Given request:
Keep only the lines that hold the string "Bold", filtering out the rest of the entries below.

Source material:
-=-=-
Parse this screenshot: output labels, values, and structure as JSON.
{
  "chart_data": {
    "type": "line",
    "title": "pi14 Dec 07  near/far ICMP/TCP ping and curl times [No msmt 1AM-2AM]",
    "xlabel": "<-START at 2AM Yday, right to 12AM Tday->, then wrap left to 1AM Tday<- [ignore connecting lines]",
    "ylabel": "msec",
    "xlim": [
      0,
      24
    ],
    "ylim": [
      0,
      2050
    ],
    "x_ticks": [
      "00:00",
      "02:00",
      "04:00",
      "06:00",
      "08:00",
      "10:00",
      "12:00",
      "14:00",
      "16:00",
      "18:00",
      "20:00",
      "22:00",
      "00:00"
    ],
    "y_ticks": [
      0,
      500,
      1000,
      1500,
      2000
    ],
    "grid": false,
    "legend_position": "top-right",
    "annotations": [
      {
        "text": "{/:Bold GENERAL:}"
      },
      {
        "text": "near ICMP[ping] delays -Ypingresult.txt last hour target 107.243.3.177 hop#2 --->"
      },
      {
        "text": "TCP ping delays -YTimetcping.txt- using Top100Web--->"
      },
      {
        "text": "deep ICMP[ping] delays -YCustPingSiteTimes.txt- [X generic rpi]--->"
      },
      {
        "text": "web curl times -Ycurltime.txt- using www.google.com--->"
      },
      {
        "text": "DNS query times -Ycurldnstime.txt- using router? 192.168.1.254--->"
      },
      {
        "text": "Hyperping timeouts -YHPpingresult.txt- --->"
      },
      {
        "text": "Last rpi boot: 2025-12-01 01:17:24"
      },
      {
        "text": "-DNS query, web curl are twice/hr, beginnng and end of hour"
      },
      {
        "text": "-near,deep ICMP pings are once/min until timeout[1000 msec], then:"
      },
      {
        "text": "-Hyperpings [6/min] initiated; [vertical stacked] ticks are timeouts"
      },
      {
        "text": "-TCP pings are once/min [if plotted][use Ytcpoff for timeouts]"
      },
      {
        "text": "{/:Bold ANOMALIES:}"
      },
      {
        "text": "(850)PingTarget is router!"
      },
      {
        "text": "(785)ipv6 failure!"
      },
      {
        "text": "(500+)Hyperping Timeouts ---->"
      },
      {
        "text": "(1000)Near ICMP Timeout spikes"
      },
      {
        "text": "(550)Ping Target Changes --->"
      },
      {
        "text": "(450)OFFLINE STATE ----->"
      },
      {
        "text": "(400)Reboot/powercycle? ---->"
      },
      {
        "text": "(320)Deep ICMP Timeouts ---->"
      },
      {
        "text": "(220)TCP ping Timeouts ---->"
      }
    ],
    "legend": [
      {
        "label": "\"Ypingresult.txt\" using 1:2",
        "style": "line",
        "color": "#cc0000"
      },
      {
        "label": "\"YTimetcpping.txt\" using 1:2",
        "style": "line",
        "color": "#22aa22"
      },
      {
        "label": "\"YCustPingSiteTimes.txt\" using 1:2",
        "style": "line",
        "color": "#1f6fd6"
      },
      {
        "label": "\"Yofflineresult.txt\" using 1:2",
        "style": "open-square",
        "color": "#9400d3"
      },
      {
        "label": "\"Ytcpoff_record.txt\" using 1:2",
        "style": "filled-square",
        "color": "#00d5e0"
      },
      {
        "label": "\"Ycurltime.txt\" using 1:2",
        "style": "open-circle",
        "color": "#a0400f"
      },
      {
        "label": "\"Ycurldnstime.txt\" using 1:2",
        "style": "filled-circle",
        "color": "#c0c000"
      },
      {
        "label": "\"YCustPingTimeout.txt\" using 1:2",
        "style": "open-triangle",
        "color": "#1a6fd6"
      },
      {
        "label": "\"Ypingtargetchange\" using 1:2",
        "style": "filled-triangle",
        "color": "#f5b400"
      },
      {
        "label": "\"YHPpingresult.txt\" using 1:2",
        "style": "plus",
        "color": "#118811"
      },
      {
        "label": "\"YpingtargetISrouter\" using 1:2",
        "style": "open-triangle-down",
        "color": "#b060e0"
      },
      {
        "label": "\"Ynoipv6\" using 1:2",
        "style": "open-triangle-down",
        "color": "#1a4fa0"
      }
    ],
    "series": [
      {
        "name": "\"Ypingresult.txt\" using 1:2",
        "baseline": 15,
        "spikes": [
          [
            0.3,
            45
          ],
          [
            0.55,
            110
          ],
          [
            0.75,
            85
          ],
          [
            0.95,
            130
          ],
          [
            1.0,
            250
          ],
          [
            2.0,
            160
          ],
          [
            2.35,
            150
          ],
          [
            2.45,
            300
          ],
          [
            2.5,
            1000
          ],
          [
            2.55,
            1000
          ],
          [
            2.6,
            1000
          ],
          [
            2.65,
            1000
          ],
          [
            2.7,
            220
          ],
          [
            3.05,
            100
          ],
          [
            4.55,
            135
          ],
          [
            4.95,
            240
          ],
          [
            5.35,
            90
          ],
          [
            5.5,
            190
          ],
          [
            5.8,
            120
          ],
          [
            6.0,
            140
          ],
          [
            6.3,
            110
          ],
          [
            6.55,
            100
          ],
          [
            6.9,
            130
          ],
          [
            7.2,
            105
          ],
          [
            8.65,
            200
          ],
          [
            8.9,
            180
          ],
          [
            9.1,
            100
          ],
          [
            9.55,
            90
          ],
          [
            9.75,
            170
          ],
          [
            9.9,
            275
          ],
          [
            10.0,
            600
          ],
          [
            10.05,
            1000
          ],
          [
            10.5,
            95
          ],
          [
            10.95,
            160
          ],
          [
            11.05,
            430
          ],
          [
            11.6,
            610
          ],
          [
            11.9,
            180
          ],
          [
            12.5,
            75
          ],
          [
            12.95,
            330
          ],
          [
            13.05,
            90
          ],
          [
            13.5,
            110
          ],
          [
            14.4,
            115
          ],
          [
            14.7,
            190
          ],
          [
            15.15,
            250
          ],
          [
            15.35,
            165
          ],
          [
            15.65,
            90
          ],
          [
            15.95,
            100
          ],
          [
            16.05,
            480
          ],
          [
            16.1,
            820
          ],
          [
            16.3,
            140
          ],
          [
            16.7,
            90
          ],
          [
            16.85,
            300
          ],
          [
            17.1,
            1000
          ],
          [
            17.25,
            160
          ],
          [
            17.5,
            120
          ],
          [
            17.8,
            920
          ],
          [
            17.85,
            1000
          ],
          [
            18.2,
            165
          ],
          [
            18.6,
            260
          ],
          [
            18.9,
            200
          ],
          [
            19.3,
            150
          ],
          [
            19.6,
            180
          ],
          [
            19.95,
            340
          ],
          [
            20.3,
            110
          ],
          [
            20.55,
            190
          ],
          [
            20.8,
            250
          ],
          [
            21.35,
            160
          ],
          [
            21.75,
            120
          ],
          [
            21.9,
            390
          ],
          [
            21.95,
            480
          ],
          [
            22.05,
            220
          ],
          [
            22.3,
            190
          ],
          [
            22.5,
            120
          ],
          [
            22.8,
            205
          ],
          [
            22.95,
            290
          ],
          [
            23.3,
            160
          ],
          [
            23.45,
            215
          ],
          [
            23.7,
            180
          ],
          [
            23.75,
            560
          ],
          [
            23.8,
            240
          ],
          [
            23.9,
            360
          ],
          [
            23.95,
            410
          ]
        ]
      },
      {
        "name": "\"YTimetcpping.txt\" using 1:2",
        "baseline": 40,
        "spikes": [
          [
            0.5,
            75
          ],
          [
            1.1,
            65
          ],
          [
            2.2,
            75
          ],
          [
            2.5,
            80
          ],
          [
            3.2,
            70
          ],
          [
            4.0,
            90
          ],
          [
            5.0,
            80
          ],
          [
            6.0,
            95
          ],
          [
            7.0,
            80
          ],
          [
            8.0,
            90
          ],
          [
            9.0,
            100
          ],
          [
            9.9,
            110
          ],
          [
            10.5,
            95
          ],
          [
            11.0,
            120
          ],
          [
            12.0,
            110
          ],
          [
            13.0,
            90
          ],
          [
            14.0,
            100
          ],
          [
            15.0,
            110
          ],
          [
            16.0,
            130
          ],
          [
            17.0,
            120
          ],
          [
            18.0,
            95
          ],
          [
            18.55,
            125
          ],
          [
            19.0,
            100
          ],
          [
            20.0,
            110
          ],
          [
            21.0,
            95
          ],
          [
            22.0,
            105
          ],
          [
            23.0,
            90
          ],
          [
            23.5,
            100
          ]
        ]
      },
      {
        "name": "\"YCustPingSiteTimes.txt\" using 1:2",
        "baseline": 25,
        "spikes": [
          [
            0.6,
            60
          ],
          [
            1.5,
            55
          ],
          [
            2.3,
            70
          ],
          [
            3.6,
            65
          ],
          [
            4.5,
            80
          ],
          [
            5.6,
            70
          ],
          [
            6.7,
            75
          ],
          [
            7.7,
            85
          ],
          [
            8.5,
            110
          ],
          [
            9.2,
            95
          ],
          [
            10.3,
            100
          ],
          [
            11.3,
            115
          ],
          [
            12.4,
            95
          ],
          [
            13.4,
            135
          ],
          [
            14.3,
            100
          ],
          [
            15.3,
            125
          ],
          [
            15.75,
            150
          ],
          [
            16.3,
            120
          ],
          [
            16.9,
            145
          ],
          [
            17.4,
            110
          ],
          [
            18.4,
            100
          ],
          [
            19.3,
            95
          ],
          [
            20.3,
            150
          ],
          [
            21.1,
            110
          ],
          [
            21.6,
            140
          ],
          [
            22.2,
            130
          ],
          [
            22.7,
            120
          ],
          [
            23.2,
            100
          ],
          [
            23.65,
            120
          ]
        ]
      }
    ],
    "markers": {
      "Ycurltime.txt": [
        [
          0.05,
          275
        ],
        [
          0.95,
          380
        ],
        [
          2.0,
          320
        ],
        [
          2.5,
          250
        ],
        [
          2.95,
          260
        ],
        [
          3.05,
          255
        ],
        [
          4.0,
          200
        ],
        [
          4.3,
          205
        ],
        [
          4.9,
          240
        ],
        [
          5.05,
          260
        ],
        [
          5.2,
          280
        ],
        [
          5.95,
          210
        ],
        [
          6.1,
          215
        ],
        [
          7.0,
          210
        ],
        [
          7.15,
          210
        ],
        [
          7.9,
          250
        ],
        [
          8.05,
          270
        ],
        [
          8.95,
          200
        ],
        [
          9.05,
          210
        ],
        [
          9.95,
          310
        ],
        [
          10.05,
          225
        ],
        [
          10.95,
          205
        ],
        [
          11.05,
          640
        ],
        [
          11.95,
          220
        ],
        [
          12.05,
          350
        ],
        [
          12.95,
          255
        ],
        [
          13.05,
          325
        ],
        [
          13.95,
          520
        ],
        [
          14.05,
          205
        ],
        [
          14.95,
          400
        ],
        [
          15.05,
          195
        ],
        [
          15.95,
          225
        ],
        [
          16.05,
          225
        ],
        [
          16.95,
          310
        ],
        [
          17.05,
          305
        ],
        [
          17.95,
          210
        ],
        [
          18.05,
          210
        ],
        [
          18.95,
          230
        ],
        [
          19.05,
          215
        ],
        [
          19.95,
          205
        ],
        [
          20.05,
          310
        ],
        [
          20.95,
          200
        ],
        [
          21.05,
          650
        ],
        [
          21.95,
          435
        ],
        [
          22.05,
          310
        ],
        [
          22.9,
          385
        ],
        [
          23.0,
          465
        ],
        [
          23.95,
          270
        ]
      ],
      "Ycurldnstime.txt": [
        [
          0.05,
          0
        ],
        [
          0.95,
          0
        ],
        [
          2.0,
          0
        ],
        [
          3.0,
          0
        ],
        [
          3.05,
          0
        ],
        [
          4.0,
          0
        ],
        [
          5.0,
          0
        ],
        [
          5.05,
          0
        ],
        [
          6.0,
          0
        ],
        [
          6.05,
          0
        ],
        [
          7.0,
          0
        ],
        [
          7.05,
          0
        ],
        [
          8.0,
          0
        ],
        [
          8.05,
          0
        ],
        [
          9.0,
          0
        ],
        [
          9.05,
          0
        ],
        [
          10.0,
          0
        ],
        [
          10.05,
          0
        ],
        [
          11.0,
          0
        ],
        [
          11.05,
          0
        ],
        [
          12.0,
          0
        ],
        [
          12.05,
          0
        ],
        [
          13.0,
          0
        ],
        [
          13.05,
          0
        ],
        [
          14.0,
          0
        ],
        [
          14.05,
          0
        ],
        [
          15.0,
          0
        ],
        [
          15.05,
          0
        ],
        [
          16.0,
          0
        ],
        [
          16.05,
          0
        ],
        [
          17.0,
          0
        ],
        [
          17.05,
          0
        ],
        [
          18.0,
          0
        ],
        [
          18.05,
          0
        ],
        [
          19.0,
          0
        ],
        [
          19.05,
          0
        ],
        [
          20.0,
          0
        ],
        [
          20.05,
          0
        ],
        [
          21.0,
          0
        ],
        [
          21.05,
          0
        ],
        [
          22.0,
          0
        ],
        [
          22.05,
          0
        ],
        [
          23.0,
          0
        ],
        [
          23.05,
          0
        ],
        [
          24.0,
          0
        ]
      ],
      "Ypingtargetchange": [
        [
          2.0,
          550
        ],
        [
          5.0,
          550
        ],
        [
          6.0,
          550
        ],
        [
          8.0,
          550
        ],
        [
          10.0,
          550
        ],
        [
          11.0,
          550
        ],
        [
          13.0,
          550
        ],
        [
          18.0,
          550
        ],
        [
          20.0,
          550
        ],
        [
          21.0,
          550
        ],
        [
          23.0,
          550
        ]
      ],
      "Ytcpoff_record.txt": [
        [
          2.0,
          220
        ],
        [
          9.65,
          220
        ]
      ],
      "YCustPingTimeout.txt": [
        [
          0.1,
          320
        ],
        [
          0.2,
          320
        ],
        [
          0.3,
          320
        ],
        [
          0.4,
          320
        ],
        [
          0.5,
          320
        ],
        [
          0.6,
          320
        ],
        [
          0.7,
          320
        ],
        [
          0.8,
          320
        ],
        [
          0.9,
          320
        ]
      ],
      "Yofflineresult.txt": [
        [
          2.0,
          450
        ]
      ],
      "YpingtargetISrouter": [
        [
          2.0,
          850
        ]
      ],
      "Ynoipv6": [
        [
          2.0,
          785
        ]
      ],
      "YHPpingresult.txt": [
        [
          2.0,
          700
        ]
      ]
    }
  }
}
-=-=-
Response below:
        "text": "{/:Bold GENERAL:}"
        "text": "{/:Bold ANOMALIES:}"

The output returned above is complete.